GIVEN PROBLEM
Collect each line holding the string "контроля".

DATA EXTRACT
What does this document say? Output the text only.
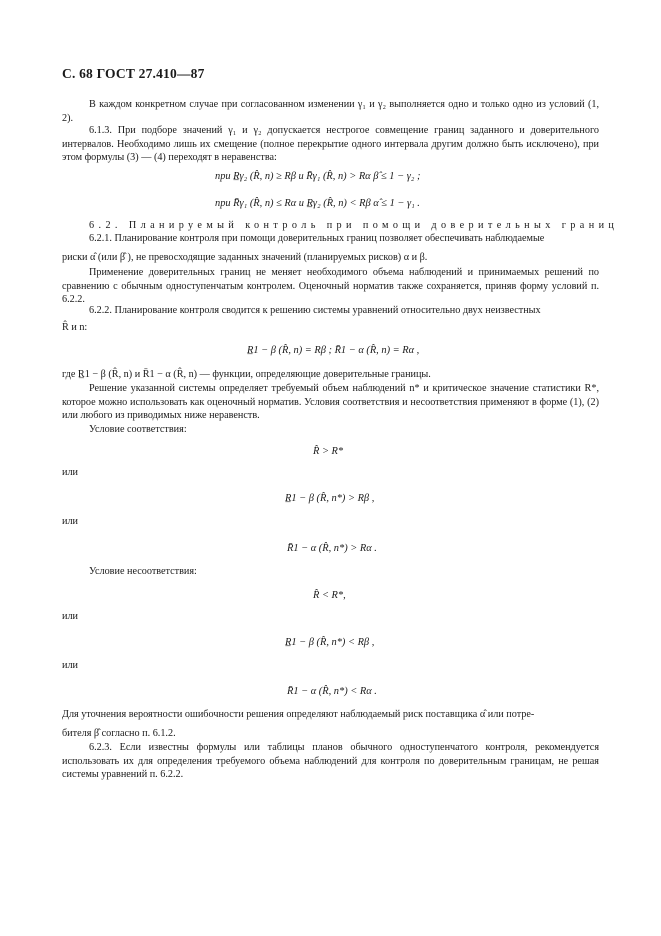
С. 68 ГОСТ 27.410—87

В каждом конкретном случае при согласованном изменении γ₁ и γ₂ выполняется одно и только одно из условий (1, 2).

6.1.3. При подборе значений γ₁ и γ₂ допускается нестрогое совмещение границ заданного и доверительного интервалов. Необходимо лишь их смещение (полное перекрытие одного интервала другим должно быть исключено), при этом формулы (3) — (4) переходят в неравенства:

при R̲γ₂ (R̂, n) ≥ Rβ и R̄γ₁ (R̂, n) > Rα β̂ ≤ 1 − γ₂ ;

при R̄γ₁ (R̂, n) ≤ Rα и R̲γ₂ (R̂, n) < Rβ α̂ ≤ 1 − γ₁ .

6.2. Планируемый контроль при помощи доверительных границ

6.2.1. Планирование контроля при помощи доверительных границ позволяет обеспечивать наблюдаемые

риски α̂ (или β̂ ), не превосходящие заданных значений (планируемых рисков) α и β.

Применение доверительных границ не меняет необходимого объема наблюдений и принимаемых решений по сравнению с обычным одноступенчатым контролем. Оценочный норматив также сохраняется, приняв форму условий п. 6.2.2.

6.2.2. Планирование контроля сводится к решению системы уравнений относительно двух неизвестных

R̂ и n:

R̲1 − β (R̂, n) = Rβ ; R̄1 − α (R̂, n) = Rα ,

где R̲1 − β (R̂, n) и R̄1 − α (R̂, n) — функции, определяющие доверительные границы.

Решение указанной системы определяет требуемый объем наблюдений n* и критическое значение статистики R*, которое можно использовать как оценочный норматив. Условия соответствия и несоответствия применяют в форме (1), (2) или любого из приводимых ниже неравенств.

Условие соответствия:

R̂ > R*

или

R̲1 − β (R̂, n*) > Rβ ,

или

R̄1 − α (R̂, n*) > Rα .

Условие несоответствия:

R̂ < R*,

или

R̲1 − β (R̂, n*) < Rβ ,

или

R̄1 − α (R̂, n*) < Rα .

Для уточнения вероятности ошибочности решения определяют наблюдаемый риск поставщика α̂ или потре-

бителя β̂ согласно п. 6.1.2.

6.2.3. Если известны формулы или таблицы планов обычного одноступенчатого контроля, рекомендуется использовать их для определения требуемого объема наблюдений для контроля по доверительным границам, не решая системы уравнений п. 6.2.2.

THE OUTPUT
6.2.1. Планирование контроля при помощи доверительных границ позволяет обеспечивать наблюдаемые
6.2.2. Планирование контроля сводится к решению системы уравнений относительно двух неизвестных
6.2.3. Если известны формулы или таблицы планов обычного одноступенчатого контроля, рекомендуется использовать их для определения требуемого объема наблюдений для контроля по доверительным границам, не решая системы уравнений п. 6.2.2.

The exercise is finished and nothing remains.